◆ **Data**
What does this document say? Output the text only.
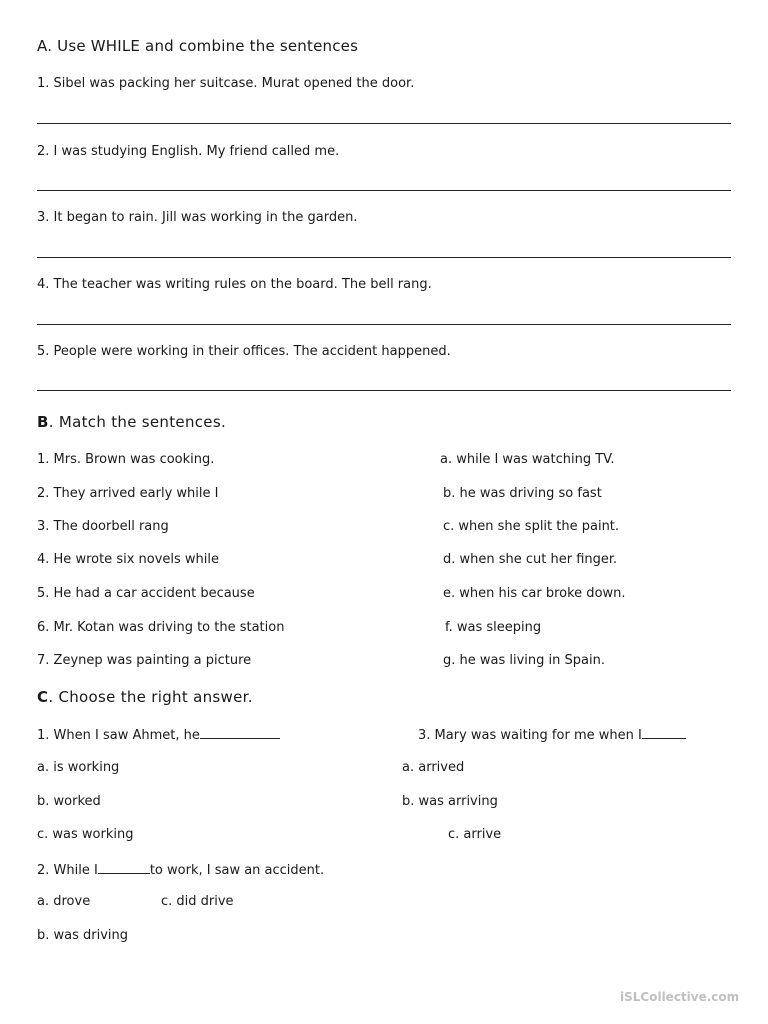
A. Use WHILE and combine the sentences
1. Sibel was packing her suitcase. Murat opened the door.
2. I was studying English. My friend called me.
3. It began to rain. Jill was working in the garden.
4. The teacher was writing rules on the board. The bell rang.
5. People were working in their offices. The accident happened.
B. Match the sentences.
1. Mrs. Brown was cooking.
2. They arrived early while I
3. The doorbell rang
4. He wrote six novels while
5. He had a car accident because
6. Mr. Kotan was driving to the station
7. Zeynep was painting a picture
a. while I was watching TV.
b. he was driving so fast
c. when she split the paint.
d. when she cut her finger.
e. when his car broke down.
f. was sleeping
g. he was living in Spain.
C. Choose the right answer.
1. When I saw Ahmet, he
a. is working
b. worked
c. was working
2. While I	to work, I saw an accident.
a. drove	c. did drive
b. was driving
3. Mary was waiting for me when I
a. arrived
b. was arriving
c. arrive
iSLCollective.com
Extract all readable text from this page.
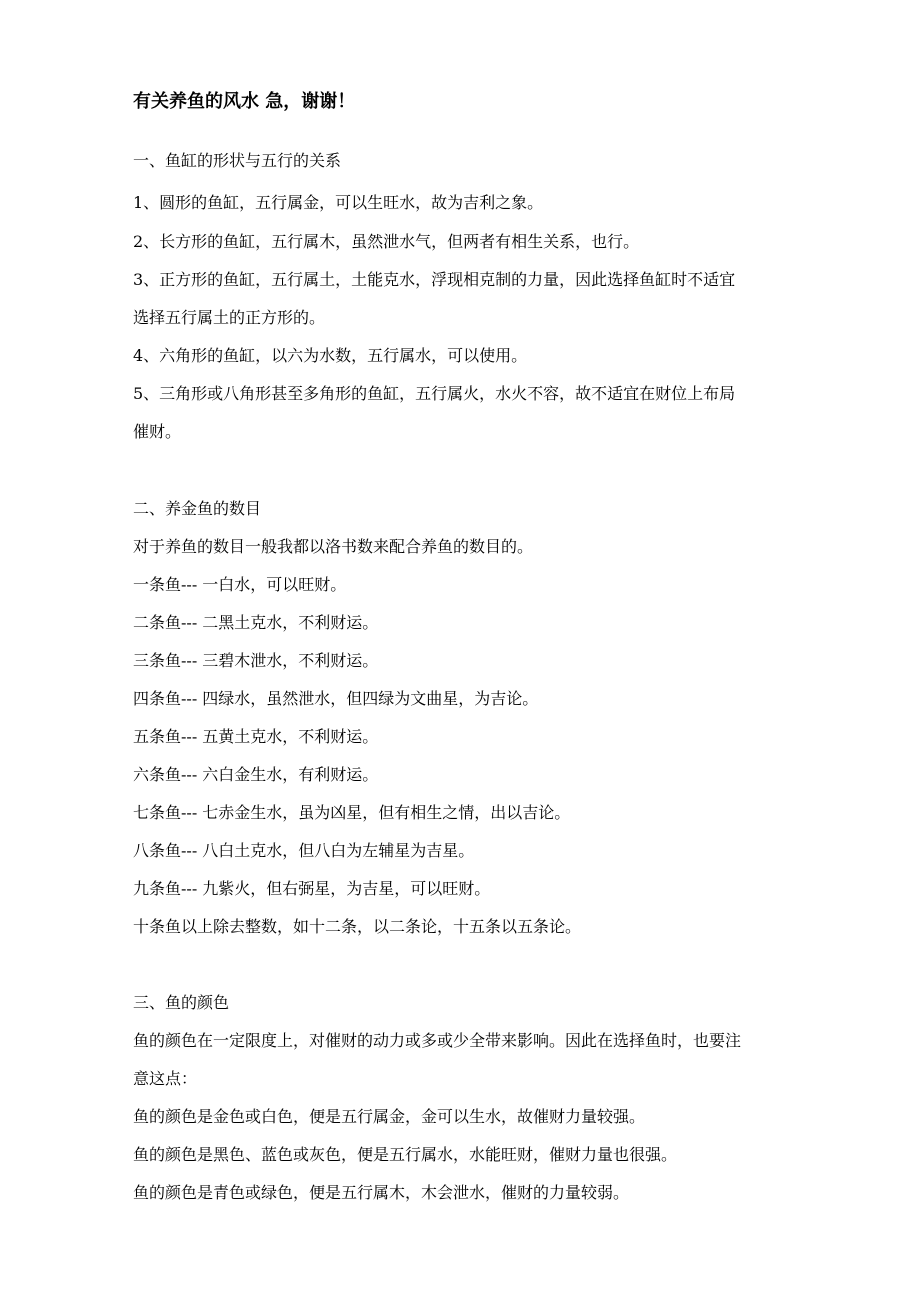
有关养鱼的风水 急，谢谢！
一、鱼缸的形状与五行的关系
1、圆形的鱼缸，五行属金，可以生旺水，故为吉利之象。
2、长方形的鱼缸，五行属木，虽然泄水气，但两者有相生关系，也行。
3、正方形的鱼缸，五行属土，土能克水，浮现相克制的力量，因此选择鱼缸时不适宜
选择五行属土的正方形的。
4、六角形的鱼缸，以六为水数，五行属水，可以使用。
5、三角形或八角形甚至多角形的鱼缸，五行属火，水火不容，故不适宜在财位上布局
催财。
二、养金鱼的数目
对于养鱼的数目一般我都以洛书数来配合养鱼的数目的。
一条鱼--- 一白水，可以旺财。
二条鱼--- 二黑土克水，不利财运。
三条鱼--- 三碧木泄水，不利财运。
四条鱼--- 四绿水，虽然泄水，但四绿为文曲星，为吉论。
五条鱼--- 五黄土克水，不利财运。
六条鱼--- 六白金生水，有利财运。
七条鱼--- 七赤金生水，虽为凶星，但有相生之情，出以吉论。
八条鱼--- 八白土克水，但八白为左辅星为吉星。
九条鱼--- 九紫火，但右弼星，为吉星，可以旺财。
十条鱼以上除去整数，如十二条，以二条论，十五条以五条论。
三、鱼的颜色
鱼的颜色在一定限度上，对催财的动力或多或少全带来影响。因此在选择鱼时，也要注
意这点：
鱼的颜色是金色或白色，便是五行属金，金可以生水，故催财力量较强。
鱼的颜色是黑色、蓝色或灰色，便是五行属水，水能旺财，催财力量也很强。
鱼的颜色是青色或绿色，便是五行属木，木会泄水，催财的力量较弱。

◆ **Exercise task**
Copy the records above exactly. The pictures are not part of the copy.

◆ **Exercise result**
What does this document say? Output the text only.
A. Use WHILE and combine the sentences
1. Sibel was packing her suitcase. Murat opened the door.
2. I was studying English. My friend called me.
3. It began to rain. Jill was working in the garden.
4. The teacher was writing rules on the board. The bell rang.
5. People were working in their offices. The accident happened.
B. Match the sentences.
1. Mrs. Brown was cooking.
2. They arrived early while I
3. The doorbell rang
4. He wrote six novels while
5. He had a car accident because
6. Mr. Kotan was driving to the station
7. Zeynep was painting a picture
a. while I was watching TV.
b. he was driving so fast
c. when she split the paint.
d. when she cut her finger.
e. when his car broke down.
f. was sleeping
g. he was living in Spain.
C. Choose the right answer.
1. When I saw Ahmet, he
a. is working
b. worked
c. was working
2. While I	to work, I saw an accident.
a. drove	c. did drive
b. was driving
3. Mary was waiting for me when I
a. arrived
b. was arriving
c. arrive
iSLCollective.com
Extract all readable text from this page.
有关养鱼的风水 急，谢谢！
一、鱼缸的形状与五行的关系
1、圆形的鱼缸，五行属金，可以生旺水，故为吉利之象。
2、长方形的鱼缸，五行属木，虽然泄水气，但两者有相生关系，也行。
3、正方形的鱼缸，五行属土，土能克水，浮现相克制的力量，因此选择鱼缸时不适宜
选择五行属土的正方形的。
4、六角形的鱼缸，以六为水数，五行属水，可以使用。
5、三角形或八角形甚至多角形的鱼缸，五行属火，水火不容，故不适宜在财位上布局
催财。
二、养金鱼的数目
对于养鱼的数目一般我都以洛书数来配合养鱼的数目的。
一条鱼--- 一白水，可以旺财。
二条鱼--- 二黑土克水，不利财运。
三条鱼--- 三碧木泄水，不利财运。
四条鱼--- 四绿水，虽然泄水，但四绿为文曲星，为吉论。
五条鱼--- 五黄土克水，不利财运。
六条鱼--- 六白金生水，有利财运。
七条鱼--- 七赤金生水，虽为凶星，但有相生之情，出以吉论。
八条鱼--- 八白土克水，但八白为左辅星为吉星。
九条鱼--- 九紫火，但右弼星，为吉星，可以旺财。
十条鱼以上除去整数，如十二条，以二条论，十五条以五条论。
三、鱼的颜色
鱼的颜色在一定限度上，对催财的动力或多或少全带来影响。因此在选择鱼时，也要注
意这点：
鱼的颜色是金色或白色，便是五行属金，金可以生水，故催财力量较强。
鱼的颜色是黑色、蓝色或灰色，便是五行属水，水能旺财，催财力量也很强。
鱼的颜色是青色或绿色，便是五行属木，木会泄水，催财的力量较弱。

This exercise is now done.